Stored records
----------------------------------------

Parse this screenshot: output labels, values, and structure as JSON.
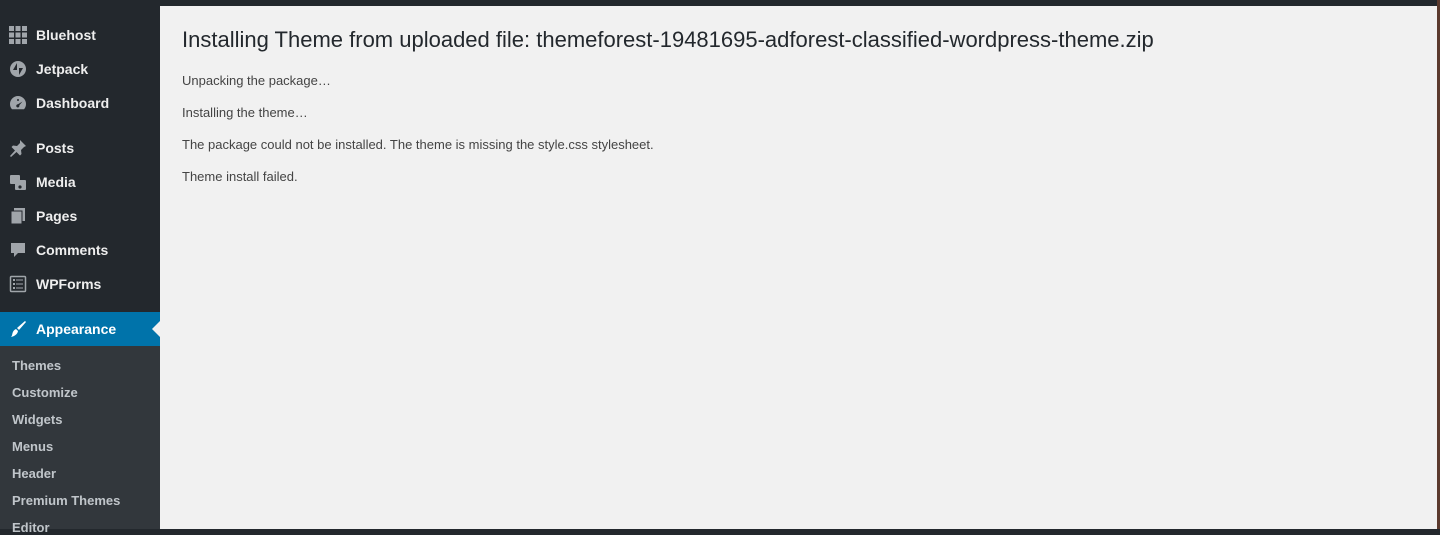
{
  "sidebar": {
    "items": [
      {
        "label": "Bluehost",
        "icon": "grid-icon"
      },
      {
        "label": "Jetpack",
        "icon": "jetpack-icon"
      },
      {
        "label": "Dashboard",
        "icon": "dashboard-icon"
      },
      {
        "label": "Posts",
        "icon": "pin-icon"
      },
      {
        "label": "Media",
        "icon": "media-icon"
      },
      {
        "label": "Pages",
        "icon": "pages-icon"
      },
      {
        "label": "Comments",
        "icon": "comment-icon"
      },
      {
        "label": "WPForms",
        "icon": "form-icon"
      },
      {
        "label": "Appearance",
        "icon": "brush-icon",
        "current": true
      }
    ],
    "submenu": [
      "Themes",
      "Customize",
      "Widgets",
      "Menus",
      "Header",
      "Premium Themes",
      "Editor"
    ]
  },
  "main": {
    "title": "Installing Theme from uploaded file: themeforest-19481695-adforest-classified-wordpress-theme.zip",
    "messages": [
      "Unpacking the package…",
      "Installing the theme…",
      "The package could not be installed. The theme is missing the style.css stylesheet.",
      "Theme install failed."
    ]
  },
  "colors": {
    "sidebar_bg": "#23282d",
    "submenu_bg": "#32373c",
    "accent": "#0073aa",
    "content_bg": "#f1f1f1"
  }
}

----------------------------------------

▶ [WHAT YOU NEED TO DO] Print out the material word for word, omitting the pictures.

▶ [FINAL ANSWER]
Parse this screenshot: output labels, values, and structure as JSON.
{
  "sidebar": {
    "items": [
      {
        "label": "Bluehost",
        "icon": "grid-icon"
      },
      {
        "label": "Jetpack",
        "icon": "jetpack-icon"
      },
      {
        "label": "Dashboard",
        "icon": "dashboard-icon"
      },
      {
        "label": "Posts",
        "icon": "pin-icon"
      },
      {
        "label": "Media",
        "icon": "media-icon"
      },
      {
        "label": "Pages",
        "icon": "pages-icon"
      },
      {
        "label": "Comments",
        "icon": "comment-icon"
      },
      {
        "label": "WPForms",
        "icon": "form-icon"
      },
      {
        "label": "Appearance",
        "icon": "brush-icon",
        "current": true
      }
    ],
    "submenu": [
      "Themes",
      "Customize",
      "Widgets",
      "Menus",
      "Header",
      "Premium Themes",
      "Editor"
    ]
  },
  "main": {
    "title": "Installing Theme from uploaded file: themeforest-19481695-adforest-classified-wordpress-theme.zip",
    "messages": [
      "Unpacking the package…",
      "Installing the theme…",
      "The package could not be installed. The theme is missing the style.css stylesheet.",
      "Theme install failed."
    ]
  },
  "colors": {
    "sidebar_bg": "#23282d",
    "submenu_bg": "#32373c",
    "accent": "#0073aa",
    "content_bg": "#f1f1f1"
  }
}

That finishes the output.